RAW DATA →
-*-*-
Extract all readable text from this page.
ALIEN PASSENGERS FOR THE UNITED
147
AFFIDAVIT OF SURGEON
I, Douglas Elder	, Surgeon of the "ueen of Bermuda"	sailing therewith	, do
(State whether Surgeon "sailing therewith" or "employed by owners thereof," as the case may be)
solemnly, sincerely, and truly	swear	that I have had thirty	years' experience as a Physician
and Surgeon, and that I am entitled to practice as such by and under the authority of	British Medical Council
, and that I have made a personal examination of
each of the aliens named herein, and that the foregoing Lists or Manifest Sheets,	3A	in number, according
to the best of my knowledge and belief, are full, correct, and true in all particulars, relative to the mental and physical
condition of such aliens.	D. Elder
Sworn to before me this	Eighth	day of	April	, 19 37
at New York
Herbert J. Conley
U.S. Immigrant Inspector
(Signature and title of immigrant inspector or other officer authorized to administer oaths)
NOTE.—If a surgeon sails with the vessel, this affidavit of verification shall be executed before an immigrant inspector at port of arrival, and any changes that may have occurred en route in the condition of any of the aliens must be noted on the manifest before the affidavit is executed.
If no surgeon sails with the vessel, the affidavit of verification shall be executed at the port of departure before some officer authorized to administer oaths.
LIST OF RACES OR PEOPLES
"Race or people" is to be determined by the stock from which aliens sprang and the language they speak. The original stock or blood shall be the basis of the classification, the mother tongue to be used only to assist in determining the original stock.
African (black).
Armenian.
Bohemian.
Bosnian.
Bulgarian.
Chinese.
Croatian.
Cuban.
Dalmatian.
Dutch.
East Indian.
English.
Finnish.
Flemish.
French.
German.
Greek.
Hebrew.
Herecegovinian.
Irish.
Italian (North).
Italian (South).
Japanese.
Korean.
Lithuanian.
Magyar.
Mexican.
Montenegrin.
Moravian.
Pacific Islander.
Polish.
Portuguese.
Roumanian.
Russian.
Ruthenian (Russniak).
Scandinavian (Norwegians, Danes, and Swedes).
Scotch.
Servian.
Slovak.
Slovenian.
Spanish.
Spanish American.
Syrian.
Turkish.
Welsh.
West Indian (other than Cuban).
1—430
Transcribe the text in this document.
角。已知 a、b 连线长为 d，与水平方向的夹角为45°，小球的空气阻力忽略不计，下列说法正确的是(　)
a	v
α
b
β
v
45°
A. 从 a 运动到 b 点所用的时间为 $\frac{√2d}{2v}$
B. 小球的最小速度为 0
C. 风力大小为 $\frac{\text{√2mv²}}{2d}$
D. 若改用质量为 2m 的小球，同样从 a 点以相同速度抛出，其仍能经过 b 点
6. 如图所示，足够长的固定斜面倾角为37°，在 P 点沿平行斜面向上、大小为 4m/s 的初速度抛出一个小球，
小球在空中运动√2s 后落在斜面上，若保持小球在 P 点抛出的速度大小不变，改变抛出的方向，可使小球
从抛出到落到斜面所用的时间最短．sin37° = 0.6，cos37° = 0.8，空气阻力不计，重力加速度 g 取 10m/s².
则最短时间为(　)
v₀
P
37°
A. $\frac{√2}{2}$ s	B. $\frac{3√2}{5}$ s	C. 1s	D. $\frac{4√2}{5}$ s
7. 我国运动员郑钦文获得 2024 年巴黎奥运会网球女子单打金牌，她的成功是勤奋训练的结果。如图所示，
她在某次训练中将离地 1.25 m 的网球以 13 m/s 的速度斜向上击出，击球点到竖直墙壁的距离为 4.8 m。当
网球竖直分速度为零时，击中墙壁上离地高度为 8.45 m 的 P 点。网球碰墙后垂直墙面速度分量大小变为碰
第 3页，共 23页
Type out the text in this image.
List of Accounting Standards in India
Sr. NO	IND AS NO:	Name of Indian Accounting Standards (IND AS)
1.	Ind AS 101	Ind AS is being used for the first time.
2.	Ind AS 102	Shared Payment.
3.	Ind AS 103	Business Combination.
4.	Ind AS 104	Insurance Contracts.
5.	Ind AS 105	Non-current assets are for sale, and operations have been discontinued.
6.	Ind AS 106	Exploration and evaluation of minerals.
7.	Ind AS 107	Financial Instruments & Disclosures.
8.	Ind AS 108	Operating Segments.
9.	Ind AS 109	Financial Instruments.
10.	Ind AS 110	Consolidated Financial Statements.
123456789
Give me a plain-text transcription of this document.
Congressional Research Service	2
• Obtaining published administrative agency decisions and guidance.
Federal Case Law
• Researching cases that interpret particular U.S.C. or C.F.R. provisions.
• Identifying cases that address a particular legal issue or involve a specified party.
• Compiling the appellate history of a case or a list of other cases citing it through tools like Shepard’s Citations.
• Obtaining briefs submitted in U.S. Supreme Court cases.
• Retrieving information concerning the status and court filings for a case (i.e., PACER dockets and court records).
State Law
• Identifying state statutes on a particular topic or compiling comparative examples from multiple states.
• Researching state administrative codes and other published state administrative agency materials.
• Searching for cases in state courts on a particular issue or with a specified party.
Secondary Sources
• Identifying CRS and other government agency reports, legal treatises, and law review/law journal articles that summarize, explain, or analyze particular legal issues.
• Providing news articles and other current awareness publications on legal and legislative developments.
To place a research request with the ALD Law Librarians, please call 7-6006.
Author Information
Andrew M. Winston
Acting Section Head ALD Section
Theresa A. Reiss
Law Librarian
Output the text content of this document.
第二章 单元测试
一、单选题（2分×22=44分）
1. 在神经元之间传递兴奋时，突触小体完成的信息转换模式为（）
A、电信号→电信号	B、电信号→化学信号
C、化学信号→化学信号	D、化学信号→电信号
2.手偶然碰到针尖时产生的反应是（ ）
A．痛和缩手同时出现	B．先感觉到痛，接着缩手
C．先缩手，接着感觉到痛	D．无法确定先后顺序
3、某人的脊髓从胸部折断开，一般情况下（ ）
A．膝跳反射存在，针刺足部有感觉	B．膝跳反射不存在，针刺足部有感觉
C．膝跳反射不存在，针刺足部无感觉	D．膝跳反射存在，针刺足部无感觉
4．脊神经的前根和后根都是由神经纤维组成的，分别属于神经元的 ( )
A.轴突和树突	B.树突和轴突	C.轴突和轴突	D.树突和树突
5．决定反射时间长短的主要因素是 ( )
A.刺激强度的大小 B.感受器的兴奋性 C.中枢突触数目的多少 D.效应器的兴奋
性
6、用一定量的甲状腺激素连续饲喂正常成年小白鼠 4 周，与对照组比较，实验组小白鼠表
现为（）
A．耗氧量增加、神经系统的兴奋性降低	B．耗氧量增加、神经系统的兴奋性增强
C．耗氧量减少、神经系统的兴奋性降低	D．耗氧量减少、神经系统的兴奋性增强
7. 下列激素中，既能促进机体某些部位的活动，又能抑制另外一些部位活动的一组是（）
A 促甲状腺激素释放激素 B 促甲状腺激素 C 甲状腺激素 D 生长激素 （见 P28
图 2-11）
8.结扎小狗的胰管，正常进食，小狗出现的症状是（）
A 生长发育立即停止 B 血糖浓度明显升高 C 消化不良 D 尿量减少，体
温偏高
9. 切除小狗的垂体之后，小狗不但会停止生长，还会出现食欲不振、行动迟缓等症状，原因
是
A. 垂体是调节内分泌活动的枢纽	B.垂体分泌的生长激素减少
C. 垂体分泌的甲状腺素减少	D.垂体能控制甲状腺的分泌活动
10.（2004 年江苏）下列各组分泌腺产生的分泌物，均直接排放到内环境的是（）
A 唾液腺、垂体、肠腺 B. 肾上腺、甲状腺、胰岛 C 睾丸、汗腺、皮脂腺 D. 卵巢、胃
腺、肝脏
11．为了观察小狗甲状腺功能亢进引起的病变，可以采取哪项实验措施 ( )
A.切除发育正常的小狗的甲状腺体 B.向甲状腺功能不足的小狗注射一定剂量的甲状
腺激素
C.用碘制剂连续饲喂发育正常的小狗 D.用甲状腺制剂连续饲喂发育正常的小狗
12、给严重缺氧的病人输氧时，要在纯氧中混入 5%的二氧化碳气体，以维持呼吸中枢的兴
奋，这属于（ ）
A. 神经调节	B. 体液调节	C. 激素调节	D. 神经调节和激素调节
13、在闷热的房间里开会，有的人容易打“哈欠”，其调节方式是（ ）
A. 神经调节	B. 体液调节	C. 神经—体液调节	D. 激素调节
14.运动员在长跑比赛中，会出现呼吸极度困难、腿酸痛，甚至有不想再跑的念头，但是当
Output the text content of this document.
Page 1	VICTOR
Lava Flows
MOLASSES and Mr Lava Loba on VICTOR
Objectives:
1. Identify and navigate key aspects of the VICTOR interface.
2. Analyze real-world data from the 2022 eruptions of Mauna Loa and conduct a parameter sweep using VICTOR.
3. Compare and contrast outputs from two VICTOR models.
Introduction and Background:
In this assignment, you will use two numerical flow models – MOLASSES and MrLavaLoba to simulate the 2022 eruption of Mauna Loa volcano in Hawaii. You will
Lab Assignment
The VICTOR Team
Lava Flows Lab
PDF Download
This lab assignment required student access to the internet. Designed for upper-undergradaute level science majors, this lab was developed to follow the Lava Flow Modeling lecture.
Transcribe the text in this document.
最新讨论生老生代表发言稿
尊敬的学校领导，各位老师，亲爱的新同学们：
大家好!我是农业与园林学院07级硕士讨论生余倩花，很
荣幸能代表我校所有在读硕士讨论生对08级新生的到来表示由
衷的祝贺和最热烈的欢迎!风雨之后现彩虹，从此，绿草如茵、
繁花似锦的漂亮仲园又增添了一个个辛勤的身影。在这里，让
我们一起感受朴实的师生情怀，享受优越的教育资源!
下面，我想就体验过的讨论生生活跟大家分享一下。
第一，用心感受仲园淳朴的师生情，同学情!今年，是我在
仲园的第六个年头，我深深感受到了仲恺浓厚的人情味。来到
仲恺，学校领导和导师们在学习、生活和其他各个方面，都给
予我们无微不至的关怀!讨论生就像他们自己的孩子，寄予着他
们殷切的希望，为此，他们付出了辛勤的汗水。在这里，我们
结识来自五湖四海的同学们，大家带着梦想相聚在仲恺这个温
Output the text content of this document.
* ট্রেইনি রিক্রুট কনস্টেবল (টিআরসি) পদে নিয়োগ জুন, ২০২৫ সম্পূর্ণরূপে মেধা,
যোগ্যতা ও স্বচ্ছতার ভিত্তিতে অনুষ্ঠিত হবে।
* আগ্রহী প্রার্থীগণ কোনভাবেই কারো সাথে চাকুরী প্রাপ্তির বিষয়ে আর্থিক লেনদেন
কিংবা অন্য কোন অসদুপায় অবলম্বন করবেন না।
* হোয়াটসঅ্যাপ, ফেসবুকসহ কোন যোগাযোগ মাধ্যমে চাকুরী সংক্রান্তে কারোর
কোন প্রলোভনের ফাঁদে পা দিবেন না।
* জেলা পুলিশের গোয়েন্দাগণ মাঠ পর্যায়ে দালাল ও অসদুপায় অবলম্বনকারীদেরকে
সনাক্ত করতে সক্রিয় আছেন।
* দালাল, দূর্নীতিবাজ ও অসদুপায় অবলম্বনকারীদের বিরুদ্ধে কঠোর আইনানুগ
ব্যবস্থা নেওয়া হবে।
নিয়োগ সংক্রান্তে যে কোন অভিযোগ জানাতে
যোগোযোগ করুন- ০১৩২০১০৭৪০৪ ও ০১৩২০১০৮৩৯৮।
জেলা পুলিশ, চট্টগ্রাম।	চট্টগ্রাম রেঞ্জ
-*-*-
WRITTEN EXERCISE → Copy every line of the data that holds the string "Elder".

SOLVED PROBLEM →
I, Douglas Elder	, Surgeon of the "ueen of Bermuda"	sailing therewith	, do
condition of such aliens.	D. Elder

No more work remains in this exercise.